-- Task to complete --
Your task is to copy the listing exactly, with the pictures left out.

[begin Provided records]

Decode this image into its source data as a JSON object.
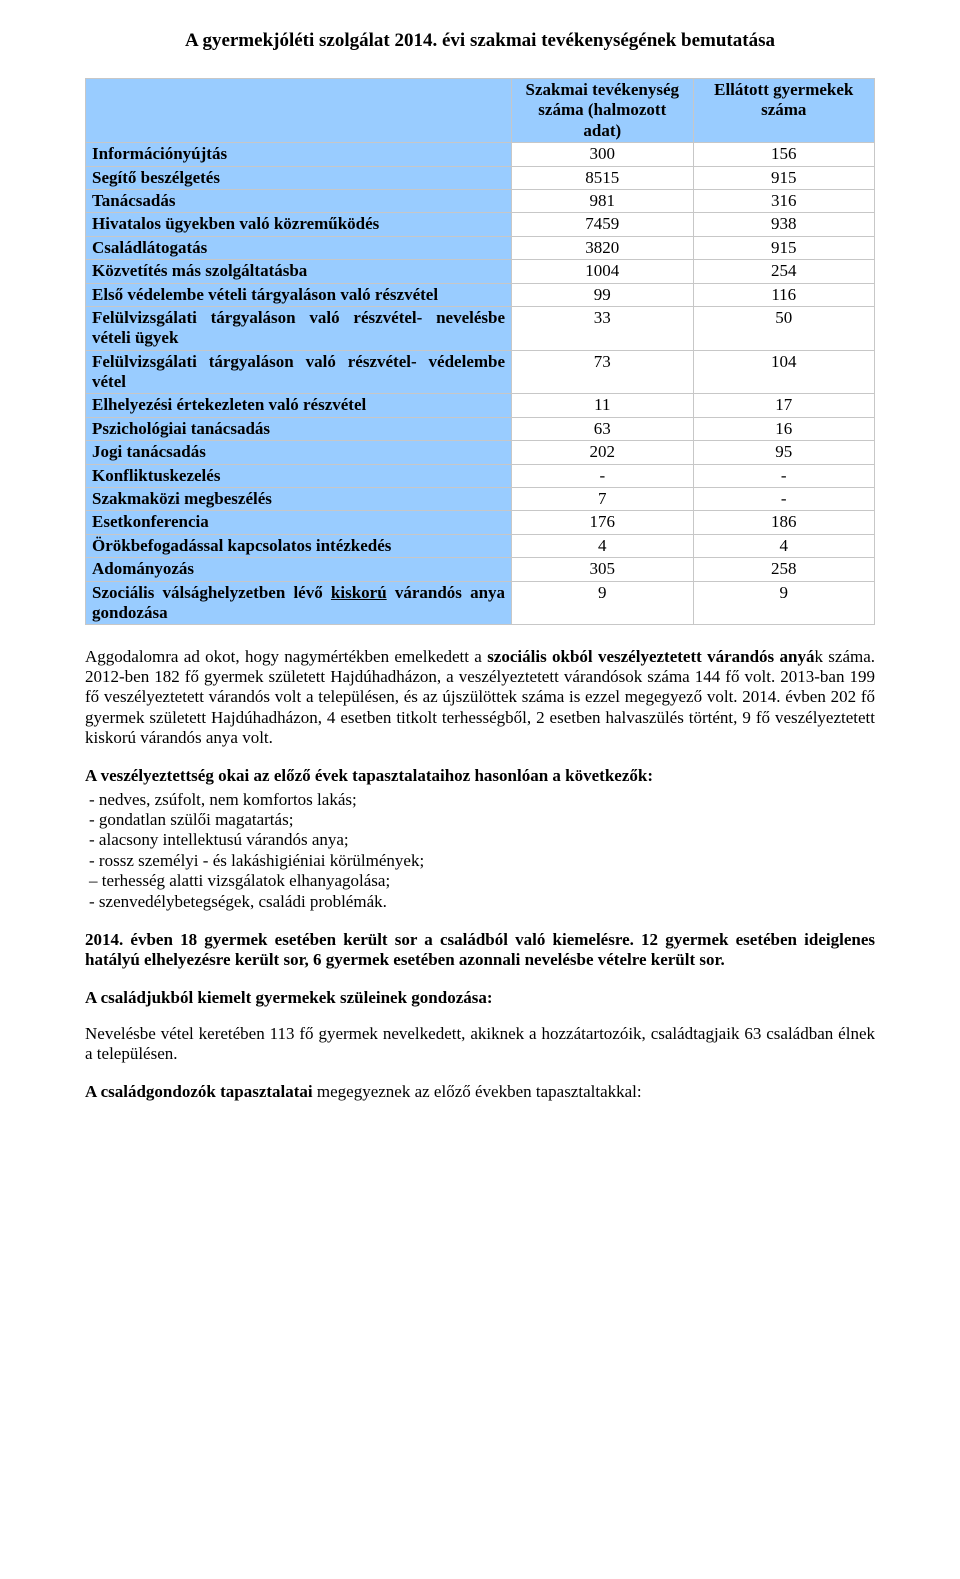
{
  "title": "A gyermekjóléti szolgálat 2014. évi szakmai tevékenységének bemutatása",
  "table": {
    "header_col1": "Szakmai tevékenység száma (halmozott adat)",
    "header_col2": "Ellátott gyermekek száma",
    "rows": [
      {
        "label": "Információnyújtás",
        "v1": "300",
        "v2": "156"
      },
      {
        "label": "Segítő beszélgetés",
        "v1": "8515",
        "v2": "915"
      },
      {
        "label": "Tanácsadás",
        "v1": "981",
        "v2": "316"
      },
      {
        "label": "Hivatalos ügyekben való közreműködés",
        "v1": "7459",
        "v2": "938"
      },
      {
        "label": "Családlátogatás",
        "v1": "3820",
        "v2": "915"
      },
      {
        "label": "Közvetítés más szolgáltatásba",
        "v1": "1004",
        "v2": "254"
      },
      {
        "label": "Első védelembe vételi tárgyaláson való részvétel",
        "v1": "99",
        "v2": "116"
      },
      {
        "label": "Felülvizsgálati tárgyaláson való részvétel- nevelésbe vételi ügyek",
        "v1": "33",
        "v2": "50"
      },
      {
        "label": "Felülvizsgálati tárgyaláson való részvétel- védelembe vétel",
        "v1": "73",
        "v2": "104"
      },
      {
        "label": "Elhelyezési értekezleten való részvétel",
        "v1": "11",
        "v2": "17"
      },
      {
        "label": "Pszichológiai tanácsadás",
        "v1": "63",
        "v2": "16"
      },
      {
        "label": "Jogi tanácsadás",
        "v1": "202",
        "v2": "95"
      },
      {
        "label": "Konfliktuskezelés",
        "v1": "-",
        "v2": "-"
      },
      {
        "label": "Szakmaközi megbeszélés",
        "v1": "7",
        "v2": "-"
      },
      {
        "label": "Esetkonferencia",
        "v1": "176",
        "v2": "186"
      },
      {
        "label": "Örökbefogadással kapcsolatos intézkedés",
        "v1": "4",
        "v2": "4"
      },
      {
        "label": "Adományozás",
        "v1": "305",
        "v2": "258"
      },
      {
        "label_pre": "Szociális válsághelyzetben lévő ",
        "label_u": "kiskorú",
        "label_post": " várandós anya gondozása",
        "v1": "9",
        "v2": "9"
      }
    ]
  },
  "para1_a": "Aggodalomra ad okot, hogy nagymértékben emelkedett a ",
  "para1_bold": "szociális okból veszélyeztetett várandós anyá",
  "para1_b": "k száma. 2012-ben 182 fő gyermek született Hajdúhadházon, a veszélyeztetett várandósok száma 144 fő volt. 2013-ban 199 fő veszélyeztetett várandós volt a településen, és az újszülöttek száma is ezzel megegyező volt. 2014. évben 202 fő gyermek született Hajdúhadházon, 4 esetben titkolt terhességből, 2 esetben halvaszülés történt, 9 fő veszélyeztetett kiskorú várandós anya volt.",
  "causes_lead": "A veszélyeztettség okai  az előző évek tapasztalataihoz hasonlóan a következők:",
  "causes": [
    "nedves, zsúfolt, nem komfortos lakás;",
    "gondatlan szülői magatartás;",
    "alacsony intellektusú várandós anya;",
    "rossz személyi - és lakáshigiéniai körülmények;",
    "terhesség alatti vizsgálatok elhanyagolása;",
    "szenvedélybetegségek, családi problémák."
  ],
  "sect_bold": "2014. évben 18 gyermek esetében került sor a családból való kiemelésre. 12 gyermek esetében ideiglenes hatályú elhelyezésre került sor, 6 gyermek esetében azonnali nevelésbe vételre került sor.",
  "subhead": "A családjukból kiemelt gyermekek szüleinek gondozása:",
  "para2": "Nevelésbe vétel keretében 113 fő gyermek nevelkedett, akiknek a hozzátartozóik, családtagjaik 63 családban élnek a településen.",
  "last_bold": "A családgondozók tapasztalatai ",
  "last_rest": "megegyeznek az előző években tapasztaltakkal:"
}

[end Provided records]

-- Finished answer --
Decode this image into its source data as a JSON object.
{
  "title": "A gyermekjóléti szolgálat 2014. évi szakmai tevékenységének bemutatása",
  "table": {
    "header_col1": "Szakmai tevékenység száma (halmozott adat)",
    "header_col2": "Ellátott gyermekek száma",
    "rows": [
      {
        "label": "Információnyújtás",
        "v1": "300",
        "v2": "156"
      },
      {
        "label": "Segítő beszélgetés",
        "v1": "8515",
        "v2": "915"
      },
      {
        "label": "Tanácsadás",
        "v1": "981",
        "v2": "316"
      },
      {
        "label": "Hivatalos ügyekben való közreműködés",
        "v1": "7459",
        "v2": "938"
      },
      {
        "label": "Családlátogatás",
        "v1": "3820",
        "v2": "915"
      },
      {
        "label": "Közvetítés más szolgáltatásba",
        "v1": "1004",
        "v2": "254"
      },
      {
        "label": "Első védelembe vételi tárgyaláson való részvétel",
        "v1": "99",
        "v2": "116"
      },
      {
        "label": "Felülvizsgálati tárgyaláson való részvétel- nevelésbe vételi ügyek",
        "v1": "33",
        "v2": "50"
      },
      {
        "label": "Felülvizsgálati tárgyaláson való részvétel- védelembe vétel",
        "v1": "73",
        "v2": "104"
      },
      {
        "label": "Elhelyezési értekezleten való részvétel",
        "v1": "11",
        "v2": "17"
      },
      {
        "label": "Pszichológiai tanácsadás",
        "v1": "63",
        "v2": "16"
      },
      {
        "label": "Jogi tanácsadás",
        "v1": "202",
        "v2": "95"
      },
      {
        "label": "Konfliktuskezelés",
        "v1": "-",
        "v2": "-"
      },
      {
        "label": "Szakmaközi megbeszélés",
        "v1": "7",
        "v2": "-"
      },
      {
        "label": "Esetkonferencia",
        "v1": "176",
        "v2": "186"
      },
      {
        "label": "Örökbefogadással kapcsolatos intézkedés",
        "v1": "4",
        "v2": "4"
      },
      {
        "label": "Adományozás",
        "v1": "305",
        "v2": "258"
      },
      {
        "label_pre": "Szociális válsághelyzetben lévő ",
        "label_u": "kiskorú",
        "label_post": " várandós anya gondozása",
        "v1": "9",
        "v2": "9"
      }
    ]
  },
  "para1_a": "Aggodalomra ad okot, hogy nagymértékben emelkedett a ",
  "para1_bold": "szociális okból veszélyeztetett várandós anyá",
  "para1_b": "k száma. 2012-ben 182 fő gyermek született Hajdúhadházon, a veszélyeztetett várandósok száma 144 fő volt. 2013-ban 199 fő veszélyeztetett várandós volt a településen, és az újszülöttek száma is ezzel megegyező volt. 2014. évben 202 fő gyermek született Hajdúhadházon, 4 esetben titkolt terhességből, 2 esetben halvaszülés történt, 9 fő veszélyeztetett kiskorú várandós anya volt.",
  "causes_lead": "A veszélyeztettség okai  az előző évek tapasztalataihoz hasonlóan a következők:",
  "causes": [
    "nedves, zsúfolt, nem komfortos lakás;",
    "gondatlan szülői magatartás;",
    "alacsony intellektusú várandós anya;",
    "rossz személyi - és lakáshigiéniai körülmények;",
    "terhesség alatti vizsgálatok elhanyagolása;",
    "szenvedélybetegségek, családi problémák."
  ],
  "sect_bold": "2014. évben 18 gyermek esetében került sor a családból való kiemelésre. 12 gyermek esetében ideiglenes hatályú elhelyezésre került sor, 6 gyermek esetében azonnali nevelésbe vételre került sor.",
  "subhead": "A családjukból kiemelt gyermekek szüleinek gondozása:",
  "para2": "Nevelésbe vétel keretében 113 fő gyermek nevelkedett, akiknek a hozzátartozóik, családtagjaik 63 családban élnek a településen.",
  "last_bold": "A családgondozók tapasztalatai ",
  "last_rest": "megegyeznek az előző években tapasztaltakkal:"
}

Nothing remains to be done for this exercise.